* START THE INPUT *

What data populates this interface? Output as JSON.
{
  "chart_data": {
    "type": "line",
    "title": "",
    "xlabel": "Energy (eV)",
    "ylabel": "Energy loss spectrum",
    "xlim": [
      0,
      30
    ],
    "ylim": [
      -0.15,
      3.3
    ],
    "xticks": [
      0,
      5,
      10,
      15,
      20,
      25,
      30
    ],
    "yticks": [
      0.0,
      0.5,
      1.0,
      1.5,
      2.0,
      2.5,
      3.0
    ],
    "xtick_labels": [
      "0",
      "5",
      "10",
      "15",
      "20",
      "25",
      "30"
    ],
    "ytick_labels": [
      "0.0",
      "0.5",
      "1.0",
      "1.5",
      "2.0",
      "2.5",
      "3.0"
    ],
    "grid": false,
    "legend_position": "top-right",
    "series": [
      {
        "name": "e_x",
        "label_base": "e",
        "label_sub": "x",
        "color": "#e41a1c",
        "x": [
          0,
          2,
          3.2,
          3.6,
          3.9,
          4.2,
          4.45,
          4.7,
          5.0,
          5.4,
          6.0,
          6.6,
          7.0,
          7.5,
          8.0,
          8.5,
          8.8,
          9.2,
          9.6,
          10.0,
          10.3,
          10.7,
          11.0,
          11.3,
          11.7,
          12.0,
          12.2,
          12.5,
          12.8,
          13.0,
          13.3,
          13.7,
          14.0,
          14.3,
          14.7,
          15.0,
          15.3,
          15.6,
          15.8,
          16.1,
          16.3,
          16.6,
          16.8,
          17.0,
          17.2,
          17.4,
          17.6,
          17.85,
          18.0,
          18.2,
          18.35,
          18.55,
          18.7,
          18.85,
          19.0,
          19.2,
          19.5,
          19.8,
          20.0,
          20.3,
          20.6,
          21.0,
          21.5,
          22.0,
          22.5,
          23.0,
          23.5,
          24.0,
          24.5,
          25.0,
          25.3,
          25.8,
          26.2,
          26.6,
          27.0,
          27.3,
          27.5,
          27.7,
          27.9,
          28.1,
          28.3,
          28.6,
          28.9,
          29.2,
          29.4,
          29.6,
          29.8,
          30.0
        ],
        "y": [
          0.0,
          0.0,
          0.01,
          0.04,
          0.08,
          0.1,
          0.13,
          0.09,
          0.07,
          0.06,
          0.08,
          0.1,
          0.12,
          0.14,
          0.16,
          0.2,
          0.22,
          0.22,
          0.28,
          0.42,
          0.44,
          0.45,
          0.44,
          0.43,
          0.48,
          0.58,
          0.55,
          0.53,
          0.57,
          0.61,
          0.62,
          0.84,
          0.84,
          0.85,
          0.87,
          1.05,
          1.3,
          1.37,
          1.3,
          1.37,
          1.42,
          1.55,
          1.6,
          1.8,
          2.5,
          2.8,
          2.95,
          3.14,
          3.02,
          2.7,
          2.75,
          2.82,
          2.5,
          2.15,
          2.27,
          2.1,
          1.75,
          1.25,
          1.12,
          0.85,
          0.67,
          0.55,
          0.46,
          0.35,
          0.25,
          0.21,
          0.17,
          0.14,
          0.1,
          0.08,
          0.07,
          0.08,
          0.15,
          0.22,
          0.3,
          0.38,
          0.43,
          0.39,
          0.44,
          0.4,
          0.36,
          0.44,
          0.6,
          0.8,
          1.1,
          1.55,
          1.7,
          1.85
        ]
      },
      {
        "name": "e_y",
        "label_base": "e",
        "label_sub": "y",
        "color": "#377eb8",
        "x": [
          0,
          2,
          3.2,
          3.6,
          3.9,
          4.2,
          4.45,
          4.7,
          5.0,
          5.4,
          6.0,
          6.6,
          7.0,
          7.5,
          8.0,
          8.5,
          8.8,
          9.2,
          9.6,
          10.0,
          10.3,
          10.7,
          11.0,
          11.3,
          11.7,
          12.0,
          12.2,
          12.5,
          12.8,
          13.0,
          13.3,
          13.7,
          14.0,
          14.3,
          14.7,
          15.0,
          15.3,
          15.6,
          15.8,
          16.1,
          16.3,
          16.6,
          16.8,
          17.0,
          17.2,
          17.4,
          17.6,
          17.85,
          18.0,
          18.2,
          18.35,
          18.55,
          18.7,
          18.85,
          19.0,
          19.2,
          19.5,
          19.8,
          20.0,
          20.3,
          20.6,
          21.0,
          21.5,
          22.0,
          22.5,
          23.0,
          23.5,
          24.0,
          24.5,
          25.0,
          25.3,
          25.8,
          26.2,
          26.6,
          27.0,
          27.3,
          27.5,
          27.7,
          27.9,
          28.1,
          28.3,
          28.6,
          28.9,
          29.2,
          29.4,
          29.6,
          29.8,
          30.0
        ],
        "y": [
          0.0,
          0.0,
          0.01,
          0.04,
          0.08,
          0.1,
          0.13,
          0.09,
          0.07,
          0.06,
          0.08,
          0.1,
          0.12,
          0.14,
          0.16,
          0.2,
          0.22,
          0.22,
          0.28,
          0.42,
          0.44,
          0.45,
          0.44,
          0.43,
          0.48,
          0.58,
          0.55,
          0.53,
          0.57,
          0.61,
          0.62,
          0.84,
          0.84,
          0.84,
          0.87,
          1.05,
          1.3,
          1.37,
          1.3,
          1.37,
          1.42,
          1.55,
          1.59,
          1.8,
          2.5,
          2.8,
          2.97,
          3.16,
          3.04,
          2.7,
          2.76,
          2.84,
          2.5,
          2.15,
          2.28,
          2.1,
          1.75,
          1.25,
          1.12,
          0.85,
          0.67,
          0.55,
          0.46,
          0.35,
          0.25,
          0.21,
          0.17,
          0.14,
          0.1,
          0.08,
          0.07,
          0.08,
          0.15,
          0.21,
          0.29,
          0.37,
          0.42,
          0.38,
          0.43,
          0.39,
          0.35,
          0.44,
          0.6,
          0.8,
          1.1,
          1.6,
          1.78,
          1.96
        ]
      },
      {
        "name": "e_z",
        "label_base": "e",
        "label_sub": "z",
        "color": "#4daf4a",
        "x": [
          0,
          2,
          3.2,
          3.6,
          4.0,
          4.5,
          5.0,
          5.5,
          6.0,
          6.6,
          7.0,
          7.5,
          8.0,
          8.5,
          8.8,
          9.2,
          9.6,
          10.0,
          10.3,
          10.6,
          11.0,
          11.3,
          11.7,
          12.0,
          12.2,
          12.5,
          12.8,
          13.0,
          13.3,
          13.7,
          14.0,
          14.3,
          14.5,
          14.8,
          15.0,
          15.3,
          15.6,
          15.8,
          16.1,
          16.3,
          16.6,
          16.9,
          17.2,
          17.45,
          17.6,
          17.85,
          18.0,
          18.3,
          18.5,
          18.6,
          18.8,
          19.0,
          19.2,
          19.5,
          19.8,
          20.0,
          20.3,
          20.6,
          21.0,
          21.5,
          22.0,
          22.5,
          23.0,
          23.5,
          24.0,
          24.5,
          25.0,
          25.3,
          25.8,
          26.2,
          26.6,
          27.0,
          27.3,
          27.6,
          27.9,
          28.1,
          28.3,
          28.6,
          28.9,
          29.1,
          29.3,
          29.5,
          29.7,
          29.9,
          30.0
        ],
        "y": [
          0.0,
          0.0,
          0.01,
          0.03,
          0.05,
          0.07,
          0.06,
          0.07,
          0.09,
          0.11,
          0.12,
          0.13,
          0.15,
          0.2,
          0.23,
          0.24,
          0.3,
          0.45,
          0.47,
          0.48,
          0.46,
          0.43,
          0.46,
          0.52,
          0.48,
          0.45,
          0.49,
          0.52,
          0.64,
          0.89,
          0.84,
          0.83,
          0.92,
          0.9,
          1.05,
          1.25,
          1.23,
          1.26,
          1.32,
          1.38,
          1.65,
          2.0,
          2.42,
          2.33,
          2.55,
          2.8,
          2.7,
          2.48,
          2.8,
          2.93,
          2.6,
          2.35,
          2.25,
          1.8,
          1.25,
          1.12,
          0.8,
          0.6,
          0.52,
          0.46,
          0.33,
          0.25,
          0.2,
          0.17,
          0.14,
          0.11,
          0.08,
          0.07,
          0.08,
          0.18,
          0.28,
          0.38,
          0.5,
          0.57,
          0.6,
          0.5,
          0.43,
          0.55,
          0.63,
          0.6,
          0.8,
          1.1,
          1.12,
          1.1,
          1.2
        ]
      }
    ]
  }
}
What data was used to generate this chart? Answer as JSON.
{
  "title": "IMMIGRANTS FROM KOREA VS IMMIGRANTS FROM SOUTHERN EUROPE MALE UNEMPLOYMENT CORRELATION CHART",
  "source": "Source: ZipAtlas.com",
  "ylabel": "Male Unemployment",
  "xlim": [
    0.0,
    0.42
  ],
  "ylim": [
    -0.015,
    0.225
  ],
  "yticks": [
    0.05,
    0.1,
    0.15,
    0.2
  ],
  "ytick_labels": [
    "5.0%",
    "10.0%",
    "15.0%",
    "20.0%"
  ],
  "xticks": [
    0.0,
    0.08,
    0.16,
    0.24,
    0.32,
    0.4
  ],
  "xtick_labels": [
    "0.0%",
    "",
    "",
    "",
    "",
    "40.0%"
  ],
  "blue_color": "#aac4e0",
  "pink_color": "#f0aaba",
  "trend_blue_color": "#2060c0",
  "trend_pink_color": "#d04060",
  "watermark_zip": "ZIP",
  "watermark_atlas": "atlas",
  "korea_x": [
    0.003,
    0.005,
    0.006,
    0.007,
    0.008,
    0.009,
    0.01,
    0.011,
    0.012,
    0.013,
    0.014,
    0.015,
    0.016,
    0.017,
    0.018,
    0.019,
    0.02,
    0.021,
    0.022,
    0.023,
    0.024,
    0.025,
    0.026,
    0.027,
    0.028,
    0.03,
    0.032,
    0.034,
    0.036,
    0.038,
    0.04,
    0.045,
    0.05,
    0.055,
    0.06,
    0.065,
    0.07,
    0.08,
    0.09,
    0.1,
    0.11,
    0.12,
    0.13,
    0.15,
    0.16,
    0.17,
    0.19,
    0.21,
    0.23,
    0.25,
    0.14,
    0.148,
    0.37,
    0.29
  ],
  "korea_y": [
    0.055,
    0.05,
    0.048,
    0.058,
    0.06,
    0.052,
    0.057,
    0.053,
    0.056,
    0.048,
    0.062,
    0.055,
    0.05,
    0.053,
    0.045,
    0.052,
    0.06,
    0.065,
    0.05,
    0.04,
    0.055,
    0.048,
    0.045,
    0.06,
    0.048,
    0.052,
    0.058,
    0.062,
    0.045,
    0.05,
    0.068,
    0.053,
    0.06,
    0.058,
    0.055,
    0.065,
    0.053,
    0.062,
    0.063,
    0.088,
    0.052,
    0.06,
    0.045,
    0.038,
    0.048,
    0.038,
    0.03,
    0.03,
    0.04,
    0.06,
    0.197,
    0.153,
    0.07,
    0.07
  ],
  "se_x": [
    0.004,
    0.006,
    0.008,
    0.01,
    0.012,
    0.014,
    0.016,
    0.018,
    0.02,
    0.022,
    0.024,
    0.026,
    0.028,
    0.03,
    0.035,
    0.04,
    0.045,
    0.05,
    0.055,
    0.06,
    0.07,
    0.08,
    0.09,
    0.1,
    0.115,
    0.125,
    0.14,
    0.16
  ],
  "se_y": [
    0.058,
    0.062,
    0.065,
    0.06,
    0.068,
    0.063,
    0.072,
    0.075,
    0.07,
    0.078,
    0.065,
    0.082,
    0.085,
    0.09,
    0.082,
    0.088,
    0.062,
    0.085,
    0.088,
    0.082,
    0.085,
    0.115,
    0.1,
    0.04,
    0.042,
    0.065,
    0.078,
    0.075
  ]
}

* END THE INPUT *

Go through the listing above and pull out each line containing the word "Energy".

EXERCISE RESULT
    "xlabel": "Energy (eV)",
    "ylabel": "Energy loss spectrum",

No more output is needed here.